— Start Source material —

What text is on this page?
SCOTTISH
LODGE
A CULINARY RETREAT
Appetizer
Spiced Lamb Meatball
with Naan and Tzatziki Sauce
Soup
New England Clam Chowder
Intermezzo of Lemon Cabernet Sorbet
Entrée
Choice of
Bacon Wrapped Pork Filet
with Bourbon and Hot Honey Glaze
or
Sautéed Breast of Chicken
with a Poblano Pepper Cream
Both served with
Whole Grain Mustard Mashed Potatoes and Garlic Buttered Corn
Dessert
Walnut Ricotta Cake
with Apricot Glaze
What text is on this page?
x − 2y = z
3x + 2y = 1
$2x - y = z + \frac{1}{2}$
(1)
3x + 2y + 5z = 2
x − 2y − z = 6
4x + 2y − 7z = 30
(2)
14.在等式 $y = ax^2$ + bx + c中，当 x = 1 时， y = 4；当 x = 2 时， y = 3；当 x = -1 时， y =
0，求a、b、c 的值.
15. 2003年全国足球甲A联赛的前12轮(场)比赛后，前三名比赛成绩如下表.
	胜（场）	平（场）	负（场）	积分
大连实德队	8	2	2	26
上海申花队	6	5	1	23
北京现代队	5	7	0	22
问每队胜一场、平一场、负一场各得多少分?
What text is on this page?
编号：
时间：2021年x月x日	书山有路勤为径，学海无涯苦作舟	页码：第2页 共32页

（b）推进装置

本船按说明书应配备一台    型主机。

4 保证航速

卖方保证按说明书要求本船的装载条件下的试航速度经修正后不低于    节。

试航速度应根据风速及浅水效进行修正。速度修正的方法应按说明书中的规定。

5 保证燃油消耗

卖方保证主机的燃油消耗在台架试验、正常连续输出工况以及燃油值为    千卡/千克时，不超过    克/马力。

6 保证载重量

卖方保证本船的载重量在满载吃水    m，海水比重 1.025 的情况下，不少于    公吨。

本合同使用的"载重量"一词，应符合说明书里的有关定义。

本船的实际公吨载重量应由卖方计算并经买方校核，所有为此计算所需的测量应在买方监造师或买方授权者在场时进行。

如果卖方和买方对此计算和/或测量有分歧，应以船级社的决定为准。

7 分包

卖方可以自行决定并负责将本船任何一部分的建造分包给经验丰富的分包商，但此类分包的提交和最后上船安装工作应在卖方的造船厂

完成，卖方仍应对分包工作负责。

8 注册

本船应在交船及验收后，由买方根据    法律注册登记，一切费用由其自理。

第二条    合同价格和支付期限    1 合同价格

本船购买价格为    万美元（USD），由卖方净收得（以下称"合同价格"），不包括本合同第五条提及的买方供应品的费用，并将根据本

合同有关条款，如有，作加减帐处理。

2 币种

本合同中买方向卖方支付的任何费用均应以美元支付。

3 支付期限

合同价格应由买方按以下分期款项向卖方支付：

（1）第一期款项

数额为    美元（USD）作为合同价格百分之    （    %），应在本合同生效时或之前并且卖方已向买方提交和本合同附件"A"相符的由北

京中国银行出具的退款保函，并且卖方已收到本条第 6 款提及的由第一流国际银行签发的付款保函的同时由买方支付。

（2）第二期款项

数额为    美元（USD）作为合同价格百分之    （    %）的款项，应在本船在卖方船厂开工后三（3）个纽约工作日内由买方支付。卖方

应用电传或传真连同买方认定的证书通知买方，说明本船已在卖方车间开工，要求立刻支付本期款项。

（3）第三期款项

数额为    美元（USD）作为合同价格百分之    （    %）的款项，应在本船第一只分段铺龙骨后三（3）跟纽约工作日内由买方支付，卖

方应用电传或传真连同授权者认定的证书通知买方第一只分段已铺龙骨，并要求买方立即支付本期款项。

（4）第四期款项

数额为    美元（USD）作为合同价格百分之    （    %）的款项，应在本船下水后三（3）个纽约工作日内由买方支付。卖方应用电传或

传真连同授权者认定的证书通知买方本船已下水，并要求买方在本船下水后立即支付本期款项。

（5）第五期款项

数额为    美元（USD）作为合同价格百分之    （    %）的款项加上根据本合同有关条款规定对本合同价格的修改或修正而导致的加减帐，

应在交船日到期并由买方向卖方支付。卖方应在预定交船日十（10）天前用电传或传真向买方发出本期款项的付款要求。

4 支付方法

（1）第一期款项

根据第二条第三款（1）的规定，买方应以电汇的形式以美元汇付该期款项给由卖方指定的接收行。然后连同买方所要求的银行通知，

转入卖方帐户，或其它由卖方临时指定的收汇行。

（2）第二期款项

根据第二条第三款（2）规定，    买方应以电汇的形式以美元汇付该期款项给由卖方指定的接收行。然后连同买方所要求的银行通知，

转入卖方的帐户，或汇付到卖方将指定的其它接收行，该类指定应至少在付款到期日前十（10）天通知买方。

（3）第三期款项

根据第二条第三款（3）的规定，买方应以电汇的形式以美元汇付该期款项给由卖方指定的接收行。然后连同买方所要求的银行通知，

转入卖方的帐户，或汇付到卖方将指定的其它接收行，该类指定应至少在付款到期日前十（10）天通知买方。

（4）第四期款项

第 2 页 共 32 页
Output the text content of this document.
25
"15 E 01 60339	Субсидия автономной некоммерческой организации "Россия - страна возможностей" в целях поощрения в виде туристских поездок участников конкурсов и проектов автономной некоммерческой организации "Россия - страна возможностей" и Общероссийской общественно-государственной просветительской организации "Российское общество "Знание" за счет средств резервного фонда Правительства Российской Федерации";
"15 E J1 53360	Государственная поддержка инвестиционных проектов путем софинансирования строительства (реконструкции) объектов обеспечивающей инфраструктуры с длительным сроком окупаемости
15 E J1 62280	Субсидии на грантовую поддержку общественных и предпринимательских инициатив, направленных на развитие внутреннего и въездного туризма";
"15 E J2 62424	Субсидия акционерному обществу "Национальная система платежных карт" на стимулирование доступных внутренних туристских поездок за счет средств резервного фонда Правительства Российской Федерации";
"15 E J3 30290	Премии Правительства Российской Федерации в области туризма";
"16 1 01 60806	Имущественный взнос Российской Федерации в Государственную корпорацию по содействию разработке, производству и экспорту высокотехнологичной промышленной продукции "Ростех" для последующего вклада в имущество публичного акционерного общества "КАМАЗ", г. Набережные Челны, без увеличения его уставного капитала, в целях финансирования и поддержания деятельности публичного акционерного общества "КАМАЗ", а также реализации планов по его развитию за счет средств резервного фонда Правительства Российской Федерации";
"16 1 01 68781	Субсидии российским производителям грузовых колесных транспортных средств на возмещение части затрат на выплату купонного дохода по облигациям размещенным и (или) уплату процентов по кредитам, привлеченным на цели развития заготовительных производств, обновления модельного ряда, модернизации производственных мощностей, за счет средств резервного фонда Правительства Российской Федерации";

— End Source material —

■ Work to do ■
Give a word-for-word copy of the records.

■ Expected answer ■
What text is on this page?
SCOTTISH
LODGE
A CULINARY RETREAT
Appetizer
Spiced Lamb Meatball
with Naan and Tzatziki Sauce
Soup
New England Clam Chowder
Intermezzo of Lemon Cabernet Sorbet
Entrée
Choice of
Bacon Wrapped Pork Filet
with Bourbon and Hot Honey Glaze
or
Sautéed Breast of Chicken
with a Poblano Pepper Cream
Both served with
Whole Grain Mustard Mashed Potatoes and Garlic Buttered Corn
Dessert
Walnut Ricotta Cake
with Apricot Glaze
What text is on this page?
x − 2y = z
3x + 2y = 1
$2x - y = z + \frac{1}{2}$
(1)
3x + 2y + 5z = 2
x − 2y − z = 6
4x + 2y − 7z = 30
(2)
14.在等式 $y = ax^2$ + bx + c中，当 x = 1 时， y = 4；当 x = 2 时， y = 3；当 x = -1 时， y =
0，求a、b、c 的值.
15. 2003年全国足球甲A联赛的前12轮(场)比赛后，前三名比赛成绩如下表.
	胜（场）	平（场）	负（场）	积分
大连实德队	8	2	2	26
上海申花队	6	5	1	23
北京现代队	5	7	0	22
问每队胜一场、平一场、负一场各得多少分?
What text is on this page?
编号：
时间：2021年x月x日	书山有路勤为径，学海无涯苦作舟	页码：第2页 共32页

（b）推进装置

本船按说明书应配备一台    型主机。

4 保证航速

卖方保证按说明书要求本船的装载条件下的试航速度经修正后不低于    节。

试航速度应根据风速及浅水效进行修正。速度修正的方法应按说明书中的规定。

5 保证燃油消耗

卖方保证主机的燃油消耗在台架试验、正常连续输出工况以及燃油值为    千卡/千克时，不超过    克/马力。

6 保证载重量

卖方保证本船的载重量在满载吃水    m，海水比重 1.025 的情况下，不少于    公吨。

本合同使用的"载重量"一词，应符合说明书里的有关定义。

本船的实际公吨载重量应由卖方计算并经买方校核，所有为此计算所需的测量应在买方监造师或买方授权者在场时进行。

如果卖方和买方对此计算和/或测量有分歧，应以船级社的决定为准。

7 分包

卖方可以自行决定并负责将本船任何一部分的建造分包给经验丰富的分包商，但此类分包的提交和最后上船安装工作应在卖方的造船厂

完成，卖方仍应对分包工作负责。

8 注册

本船应在交船及验收后，由买方根据    法律注册登记，一切费用由其自理。

第二条    合同价格和支付期限    1 合同价格

本船购买价格为    万美元（USD），由卖方净收得（以下称"合同价格"），不包括本合同第五条提及的买方供应品的费用，并将根据本

合同有关条款，如有，作加减帐处理。

2 币种

本合同中买方向卖方支付的任何费用均应以美元支付。

3 支付期限

合同价格应由买方按以下分期款项向卖方支付：

（1）第一期款项

数额为    美元（USD）作为合同价格百分之    （    %），应在本合同生效时或之前并且卖方已向买方提交和本合同附件"A"相符的由北

京中国银行出具的退款保函，并且卖方已收到本条第 6 款提及的由第一流国际银行签发的付款保函的同时由买方支付。

（2）第二期款项

数额为    美元（USD）作为合同价格百分之    （    %）的款项，应在本船在卖方船厂开工后三（3）个纽约工作日内由买方支付。卖方

应用电传或传真连同买方认定的证书通知买方，说明本船已在卖方车间开工，要求立刻支付本期款项。

（3）第三期款项

数额为    美元（USD）作为合同价格百分之    （    %）的款项，应在本船第一只分段铺龙骨后三（3）跟纽约工作日内由买方支付，卖

方应用电传或传真连同授权者认定的证书通知买方第一只分段已铺龙骨，并要求买方立即支付本期款项。

（4）第四期款项

数额为    美元（USD）作为合同价格百分之    （    %）的款项，应在本船下水后三（3）个纽约工作日内由买方支付。卖方应用电传或

传真连同授权者认定的证书通知买方本船已下水，并要求买方在本船下水后立即支付本期款项。

（5）第五期款项

数额为    美元（USD）作为合同价格百分之    （    %）的款项加上根据本合同有关条款规定对本合同价格的修改或修正而导致的加减帐，

应在交船日到期并由买方向卖方支付。卖方应在预定交船日十（10）天前用电传或传真向买方发出本期款项的付款要求。

4 支付方法

（1）第一期款项

根据第二条第三款（1）的规定，买方应以电汇的形式以美元汇付该期款项给由卖方指定的接收行。然后连同买方所要求的银行通知，

转入卖方帐户，或其它由卖方临时指定的收汇行。

（2）第二期款项

根据第二条第三款（2）规定，    买方应以电汇的形式以美元汇付该期款项给由卖方指定的接收行。然后连同买方所要求的银行通知，

转入卖方的帐户，或汇付到卖方将指定的其它接收行，该类指定应至少在付款到期日前十（10）天通知买方。

（3）第三期款项

根据第二条第三款（3）的规定，买方应以电汇的形式以美元汇付该期款项给由卖方指定的接收行。然后连同买方所要求的银行通知，

转入卖方的帐户，或汇付到卖方将指定的其它接收行，该类指定应至少在付款到期日前十（10）天通知买方。

（4）第四期款项

第 2 页 共 32 页
Output the text content of this document.
25
"15 E 01 60339	Субсидия автономной некоммерческой организации "Россия - страна возможностей" в целях поощрения в виде туристских поездок участников конкурсов и проектов автономной некоммерческой организации "Россия - страна возможностей" и Общероссийской общественно-государственной просветительской организации "Российское общество "Знание" за счет средств резервного фонда Правительства Российской Федерации";
"15 E J1 53360	Государственная поддержка инвестиционных проектов путем софинансирования строительства (реконструкции) объектов обеспечивающей инфраструктуры с длительным сроком окупаемости
15 E J1 62280	Субсидии на грантовую поддержку общественных и предпринимательских инициатив, направленных на развитие внутреннего и въездного туризма";
"15 E J2 62424	Субсидия акционерному обществу "Национальная система платежных карт" на стимулирование доступных внутренних туристских поездок за счет средств резервного фонда Правительства Российской Федерации";
"15 E J3 30290	Премии Правительства Российской Федерации в области туризма";
"16 1 01 60806	Имущественный взнос Российской Федерации в Государственную корпорацию по содействию разработке, производству и экспорту высокотехнологичной промышленной продукции "Ростех" для последующего вклада в имущество публичного акционерного общества "КАМАЗ", г. Набережные Челны, без увеличения его уставного капитала, в целях финансирования и поддержания деятельности публичного акционерного общества "КАМАЗ", а также реализации планов по его развитию за счет средств резервного фонда Правительства Российской Федерации";
"16 1 01 68781	Субсидии российским производителям грузовых колесных транспортных средств на возмещение части затрат на выплату купонного дохода по облигациям размещенным и (или) уплату процентов по кредитам, привлеченным на цели развития заготовительных производств, обновления модельного ряда, модернизации производственных мощностей, за счет средств резервного фонда Правительства Российской Федерации";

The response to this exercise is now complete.